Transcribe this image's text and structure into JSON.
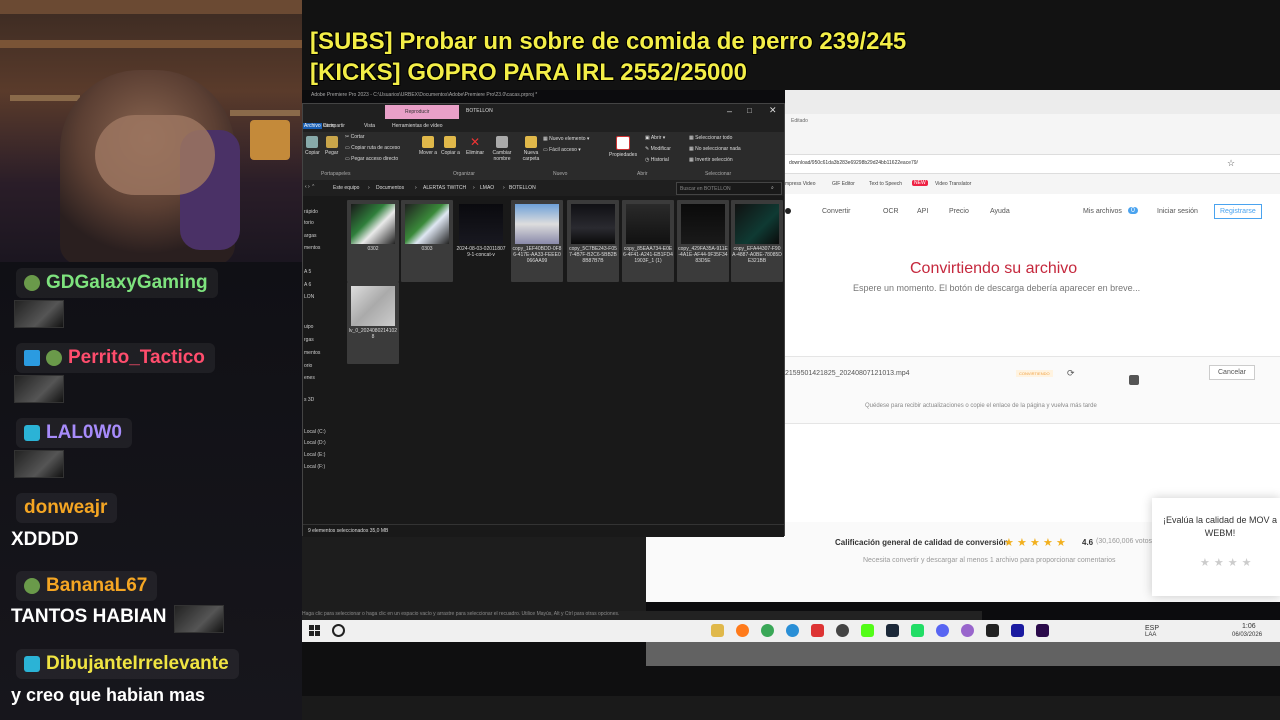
{
  "overlay": {
    "subs_line": "[SUBS] Probar un sobre de comida de perro 239/245",
    "kicks_line": "[KICKS] GOPRO PARA IRL 2552/25000"
  },
  "chat": {
    "messages": [
      {
        "user": "GDGalaxyGaming",
        "color": "#7ee37e",
        "text": ""
      },
      {
        "user": "Perrito_Tactico",
        "color": "#ff4d6d",
        "text": ""
      },
      {
        "user": "LAL0W0",
        "color": "#a78bfa",
        "text": ""
      },
      {
        "user": "donweajr",
        "color": "#f5a623",
        "text": "XDDDD"
      },
      {
        "user": "BananaL67",
        "color": "#f5a623",
        "text": "TANTOS HABIAN"
      },
      {
        "user": "DibujanteIrrelevante",
        "color": "#f0e442",
        "text": "y creo que habian mas"
      }
    ]
  },
  "explorer": {
    "title": "BOTELLON",
    "context_tab": "Reproducir",
    "tabs": [
      "Archivo",
      "Inicio",
      "Compartir",
      "Vista",
      "Herramientas de vídeo"
    ],
    "ribbon": {
      "copy": "Copiar",
      "paste": "Pegar",
      "cut": "Cortar",
      "copy_path": "Copiar ruta de acceso",
      "paste_shortcut": "Pegar acceso directo",
      "move_to": "Mover a",
      "copy_to": "Copiar a",
      "delete": "Eliminar",
      "rename": "Cambiar nombre",
      "new_folder": "Nueva carpeta",
      "new_item": "Nuevo elemento",
      "easy_access": "Fácil acceso",
      "properties": "Propiedades",
      "open": "Abrir",
      "modify": "Modificar",
      "history": "Historial",
      "select_all": "Seleccionar todo",
      "select_none": "No seleccionar nada",
      "invert_selection": "Invertir selección",
      "group_clipboard": "Portapapeles",
      "group_organize": "Organizar",
      "group_new": "Nuevo",
      "group_open": "Abrir",
      "group_select": "Seleccionar"
    },
    "breadcrumb": [
      "Este equipo",
      "Documentos",
      "ALERTAS TWITCH",
      "LMAO",
      "BOTELLON"
    ],
    "search_placeholder": "Buscar en BOTELLON",
    "nav_items": [
      "rápido",
      "torio",
      "argas",
      "mentos",
      "A 5",
      "A 6",
      "LON",
      "uipo",
      "rgas",
      "mentos",
      "orio",
      "enes",
      "s 3D",
      "Local (C:)",
      "Local (D:)",
      "Local (E:)",
      "Local (F:)"
    ],
    "files": [
      {
        "name": "0302",
        "selected": true
      },
      {
        "name": "0303",
        "selected": true
      },
      {
        "name": "2024-08-03-020118079-1-concat-v",
        "selected": false
      },
      {
        "name": "copy_1EF40BDD-0F86-417E-AA33-FEEE0066AA99",
        "selected": true
      },
      {
        "name": "copy_5C7BE243-F057-4B7F-B2C6-5BB2B8B87B7B",
        "selected": true
      },
      {
        "name": "copy_85EAA734-E0E6-4F41-A241-EB1FD41903F_1 (1)",
        "selected": true
      },
      {
        "name": "copy_429FA35A-911E-4A1E-AF44-9F35F3483D5E",
        "selected": true
      },
      {
        "name": "copy_EFA44307-F90A-4887-A0BE-78085DE321BB",
        "selected": true
      },
      {
        "name": "lv_0_20240802141028",
        "selected": true
      }
    ],
    "status": "9 elementos seleccionados  35,0 MB"
  },
  "browser": {
    "premiere_title": "Adobe Premiere Pro 2023 - C:\\Usuarios\\URBEX\\Documentos\\Adobe\\Premiere Pro\\23.0\\cacas.prproj *",
    "url": "download/950c61da3b283e69298b29d24bb11622eace79/",
    "bookmarks": [
      "mpress Video",
      "GIF Editor",
      "Text to Speech",
      "Video Translator"
    ],
    "text_to_speech_badge": "NEW",
    "nav": [
      "Convertir",
      "OCR",
      "API",
      "Precio",
      "Ayuda"
    ],
    "my_files": "Mis archivos",
    "my_files_count": "0",
    "login": "Iniciar sesión",
    "register": "Registrarse",
    "heading": "Convirtiendo su archivo",
    "subheading": "Espere un momento. El botón de descarga debería aparecer en breve...",
    "file_name": "2159501421825_20240807121013.mp4",
    "file_status": "CONVIRTIENDO",
    "cancel": "Cancelar",
    "hint": "Quédese para recibir actualizaciones o copie el enlace de la página y vuelva más tarde",
    "rating_label": "Calificación general de calidad de conversión",
    "rating_value": "4.6",
    "rating_votes": "(30,160,006 votos)",
    "rating_hint": "Necesita convertir y descargar al menos 1 archivo para proporcionar comentarios",
    "popup_text": "¡Evalúa la calidad de MOV a WEBM!",
    "window_state": "Editado",
    "accent": "#c5283d"
  },
  "premiere": {
    "hint": "Haga clic para seleccionar o haga clic en un espacio vacío y arrastre para seleccionar el recuadro. Utilice Mayús, Alt y Ctrl para otras opciones."
  },
  "taskbar": {
    "lang": "ESP",
    "lang2": "LAA",
    "time": "1:06",
    "date": "06/03/2026"
  }
}
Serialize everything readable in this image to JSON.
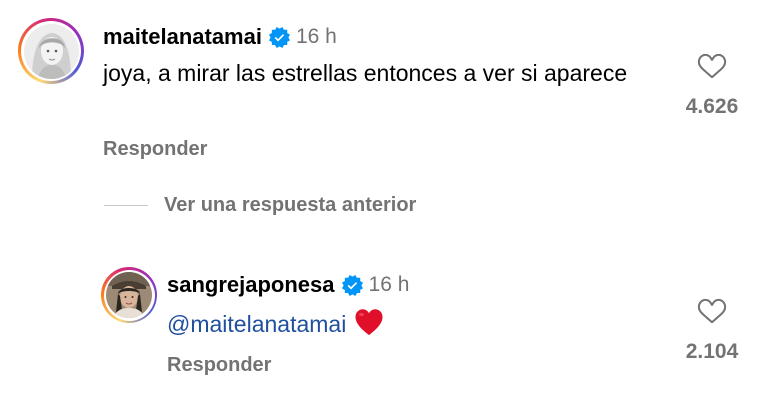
{
  "comments": [
    {
      "username": "maitelanatamai",
      "time": "16 h",
      "text": "joya, a mirar las estrellas entonces a ver si aparece",
      "reply_label": "Responder",
      "like_count": "4.626"
    },
    {
      "username": "sangrejaponesa",
      "time": "16 h",
      "mention": "@maitelanatamai",
      "reply_label": "Responder",
      "like_count": "2.104"
    }
  ],
  "view_replies_label": "Ver una respuesta anterior",
  "colors": {
    "verified": "#0095f6",
    "muted": "#737373",
    "mention": "#1f4f9e",
    "heart_emoji": "#e0102a"
  }
}
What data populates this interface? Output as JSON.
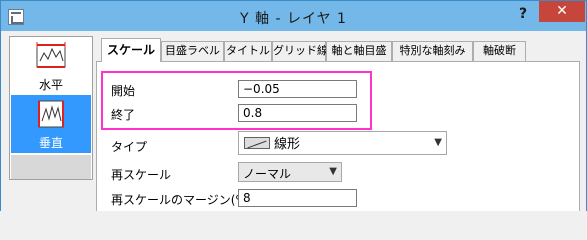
{
  "window": {
    "title": "Y 軸 - レイヤ 1",
    "help_label": "?",
    "close_label": "✕"
  },
  "sidebar": {
    "items": [
      {
        "label": "水平",
        "icon": "horizontal-axis-icon",
        "selected": false
      },
      {
        "label": "垂直",
        "icon": "vertical-axis-icon",
        "selected": true
      }
    ]
  },
  "tabs": [
    {
      "label": "スケール",
      "active": true
    },
    {
      "label": "目盛ラベル",
      "active": false
    },
    {
      "label": "タイトル",
      "active": false
    },
    {
      "label": "グリッド線",
      "active": false
    },
    {
      "label": "軸と軸目盛",
      "active": false
    },
    {
      "label": "特別な軸刻み",
      "active": false
    },
    {
      "label": "軸破断",
      "active": false
    }
  ],
  "scale": {
    "start_label": "開始",
    "start_value": "−0.05",
    "end_label": "終了",
    "end_value": "0.8",
    "type_label": "タイプ",
    "type_value": "線形",
    "type_icon": "linear-scale-icon",
    "rescale_label": "再スケール",
    "rescale_value": "ノーマル",
    "margin_label": "再スケールのマージン(%)",
    "margin_value": "8"
  },
  "colors": {
    "titlebar": "#73b8e8",
    "close_button": "#c7463c",
    "selection": "#3399ff",
    "highlight": "#ff33cc"
  }
}
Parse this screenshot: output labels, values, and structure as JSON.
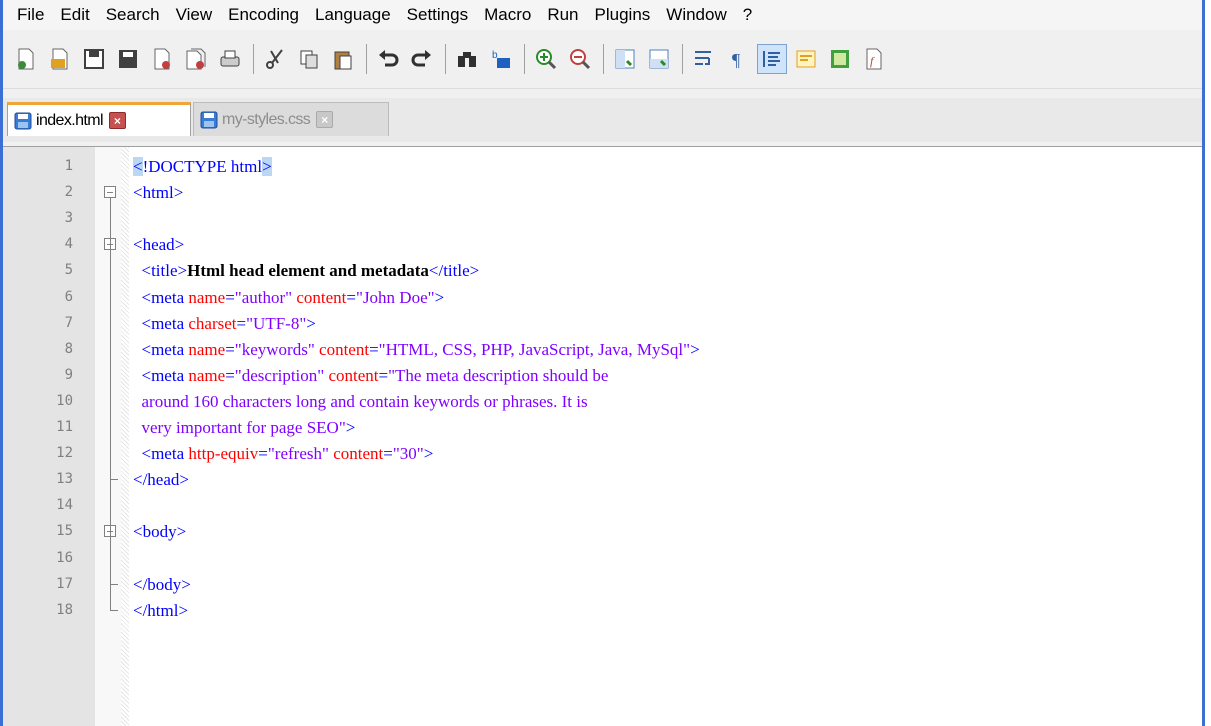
{
  "menu": [
    "File",
    "Edit",
    "Search",
    "View",
    "Encoding",
    "Language",
    "Settings",
    "Macro",
    "Run",
    "Plugins",
    "Window",
    "?"
  ],
  "toolbar": [
    {
      "name": "new-file-icon",
      "color": "#3c8a3a"
    },
    {
      "name": "open-file-icon",
      "color": "#e0a020"
    },
    {
      "name": "save-icon",
      "color": "#404040"
    },
    {
      "name": "save-all-icon",
      "color": "#404040"
    },
    {
      "name": "close-icon",
      "color": "#c04040"
    },
    {
      "name": "close-all-icon",
      "color": "#c04040"
    },
    {
      "name": "print-icon",
      "color": "#404040"
    },
    "sep",
    {
      "name": "cut-icon",
      "color": "#404040"
    },
    {
      "name": "copy-icon",
      "color": "#404040"
    },
    {
      "name": "paste-icon",
      "color": "#404040"
    },
    "sep",
    {
      "name": "undo-icon",
      "color": "#303030"
    },
    {
      "name": "redo-icon",
      "color": "#303030"
    },
    "sep",
    {
      "name": "find-icon",
      "color": "#303030"
    },
    {
      "name": "replace-icon",
      "color": "#2060c0"
    },
    "sep",
    {
      "name": "zoom-in-icon",
      "color": "#2a8a2a"
    },
    {
      "name": "zoom-out-icon",
      "color": "#c04040"
    },
    "sep",
    {
      "name": "sync-vertical-icon",
      "color": "#5080c0"
    },
    {
      "name": "sync-horizontal-icon",
      "color": "#5080c0"
    },
    "sep",
    {
      "name": "word-wrap-icon",
      "color": "#3060a0"
    },
    {
      "name": "show-all-chars-icon",
      "color": "#3060a0"
    },
    {
      "name": "indent-guide-icon",
      "color": "#3060a0"
    },
    {
      "name": "user-language-icon",
      "color": "#e0a020"
    },
    {
      "name": "doc-map-icon",
      "color": "#40a040"
    },
    {
      "name": "function-list-icon",
      "color": "#c04040"
    }
  ],
  "tabs": [
    {
      "label": "index.html",
      "active": true
    },
    {
      "label": "my-styles.css",
      "active": false
    }
  ],
  "colors": {
    "tag": "#0000ff",
    "attribute": "#ff0000",
    "string": "#8000ff",
    "active_tab_accent": "#f0a53a",
    "window_border": "#3b6fd4"
  },
  "lines": [
    {
      "n": "1",
      "tokens": [
        [
          "hl",
          "<"
        ],
        [
          "tag",
          "!DOCTYPE html"
        ],
        [
          "hl",
          ">"
        ]
      ]
    },
    {
      "n": "2",
      "tokens": [
        [
          "tag",
          "<html>"
        ]
      ]
    },
    {
      "n": "3",
      "tokens": []
    },
    {
      "n": "4",
      "tokens": [
        [
          "tag",
          "<head>"
        ]
      ]
    },
    {
      "n": "5",
      "tokens": [
        [
          "tag",
          "  <title>"
        ],
        [
          "txt",
          "Html head element and metadata"
        ],
        [
          "tag",
          "</title>"
        ]
      ]
    },
    {
      "n": "6",
      "tokens": [
        [
          "tag",
          "  <meta "
        ],
        [
          "attr",
          "name"
        ],
        [
          "tag",
          "="
        ],
        [
          "str",
          "\"author\""
        ],
        [
          "tag",
          " "
        ],
        [
          "attr",
          "content"
        ],
        [
          "tag",
          "="
        ],
        [
          "str",
          "\"John Doe\""
        ],
        [
          "tag",
          ">"
        ]
      ]
    },
    {
      "n": "7",
      "tokens": [
        [
          "tag",
          "  <meta "
        ],
        [
          "attr",
          "charset"
        ],
        [
          "tag",
          "="
        ],
        [
          "str",
          "\"UTF-8\""
        ],
        [
          "tag",
          ">"
        ]
      ]
    },
    {
      "n": "8",
      "tokens": [
        [
          "tag",
          "  <meta "
        ],
        [
          "attr",
          "name"
        ],
        [
          "tag",
          "="
        ],
        [
          "str",
          "\"keywords\""
        ],
        [
          "tag",
          " "
        ],
        [
          "attr",
          "content"
        ],
        [
          "tag",
          "="
        ],
        [
          "str",
          "\"HTML, CSS, PHP, JavaScript, Java, MySql\""
        ],
        [
          "tag",
          ">"
        ]
      ]
    },
    {
      "n": "9",
      "tokens": [
        [
          "tag",
          "  <meta "
        ],
        [
          "attr",
          "name"
        ],
        [
          "tag",
          "="
        ],
        [
          "str",
          "\"description\""
        ],
        [
          "tag",
          " "
        ],
        [
          "attr",
          "content"
        ],
        [
          "tag",
          "="
        ],
        [
          "str",
          "\"The meta description should be"
        ]
      ]
    },
    {
      "n": "10",
      "tokens": [
        [
          "str",
          "  around 160 characters long and contain keywords or phrases. It is"
        ]
      ]
    },
    {
      "n": "11",
      "tokens": [
        [
          "str",
          "  very important for page SEO\""
        ],
        [
          "tag",
          ">"
        ]
      ]
    },
    {
      "n": "12",
      "tokens": [
        [
          "tag",
          "  <meta "
        ],
        [
          "attr",
          "http-equiv"
        ],
        [
          "tag",
          "="
        ],
        [
          "str",
          "\"refresh\""
        ],
        [
          "tag",
          " "
        ],
        [
          "attr",
          "content"
        ],
        [
          "tag",
          "="
        ],
        [
          "str",
          "\"30\""
        ],
        [
          "tag",
          ">"
        ]
      ]
    },
    {
      "n": "13",
      "tokens": [
        [
          "tag",
          "</head>"
        ]
      ]
    },
    {
      "n": "14",
      "tokens": []
    },
    {
      "n": "15",
      "tokens": [
        [
          "tag",
          "<body>"
        ]
      ]
    },
    {
      "n": "16",
      "tokens": []
    },
    {
      "n": "17",
      "tokens": [
        [
          "tag",
          "</body>"
        ]
      ]
    },
    {
      "n": "18",
      "tokens": [
        [
          "tag",
          "</html>"
        ]
      ]
    }
  ]
}
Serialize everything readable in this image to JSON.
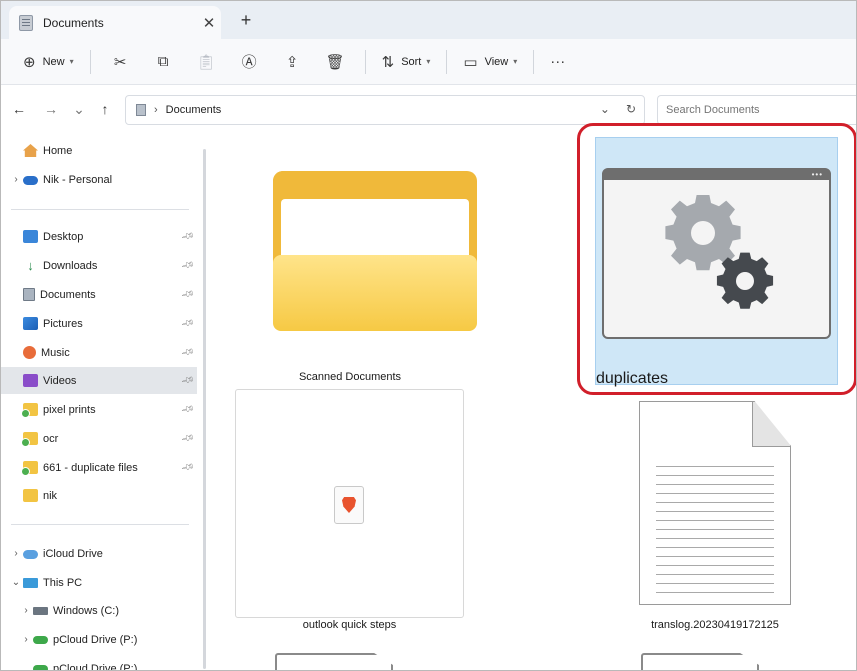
{
  "window": {
    "tab_title": "Documents",
    "tab_close": "✕",
    "new_tab": "+"
  },
  "toolbar": {
    "new_label": "New",
    "sort_label": "Sort",
    "view_label": "View",
    "more": "···"
  },
  "address": {
    "back": "←",
    "forward": "→",
    "recent": "⌄",
    "up": "↑",
    "crumb_sep": "›",
    "crumb": "Documents",
    "refresh": "↻",
    "expand": "⌄"
  },
  "search": {
    "placeholder": "Search Documents"
  },
  "sidebar": {
    "top": [
      {
        "label": "Home",
        "icon": "home-icon"
      },
      {
        "label": "Nik - Personal",
        "icon": "onedrive-icon"
      }
    ],
    "quick": [
      {
        "label": "Desktop",
        "icon": "desktop-icon"
      },
      {
        "label": "Downloads",
        "icon": "downloads-icon"
      },
      {
        "label": "Documents",
        "icon": "documents-icon"
      },
      {
        "label": "Pictures",
        "icon": "pictures-icon"
      },
      {
        "label": "Music",
        "icon": "music-icon"
      },
      {
        "label": "Videos",
        "icon": "videos-icon"
      },
      {
        "label": "pixel prints",
        "icon": "folder-icon"
      },
      {
        "label": "ocr",
        "icon": "folder-icon"
      },
      {
        "label": "661 - duplicate files",
        "icon": "folder-icon"
      },
      {
        "label": "nik",
        "icon": "folder-icon"
      }
    ],
    "bottom": [
      {
        "label": "iCloud Drive",
        "icon": "icloud-icon"
      },
      {
        "label": "This PC",
        "icon": "pc-icon"
      },
      {
        "label": "Windows (C:)",
        "icon": "drive-icon"
      },
      {
        "label": "pCloud Drive (P:)",
        "icon": "pcloud-icon"
      },
      {
        "label": "pCloud Drive (P:)",
        "icon": "pcloud-icon"
      }
    ]
  },
  "files": [
    {
      "name": "Scanned Documents",
      "kind": "folder"
    },
    {
      "name": "duplicates",
      "kind": "shortcut",
      "selected": true
    },
    {
      "name": "outlook quick steps",
      "kind": "brave-file"
    },
    {
      "name": "translog.20230419172125",
      "kind": "text-file"
    }
  ],
  "highlight_color": "#d11f2a"
}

——————

* [What to produce]
Copy each line in the data that holds the word "kind".

* [Result]
      "kind": "folder"
      "kind": "shortcut",
      "kind": "brave-file"
      "kind": "text-file"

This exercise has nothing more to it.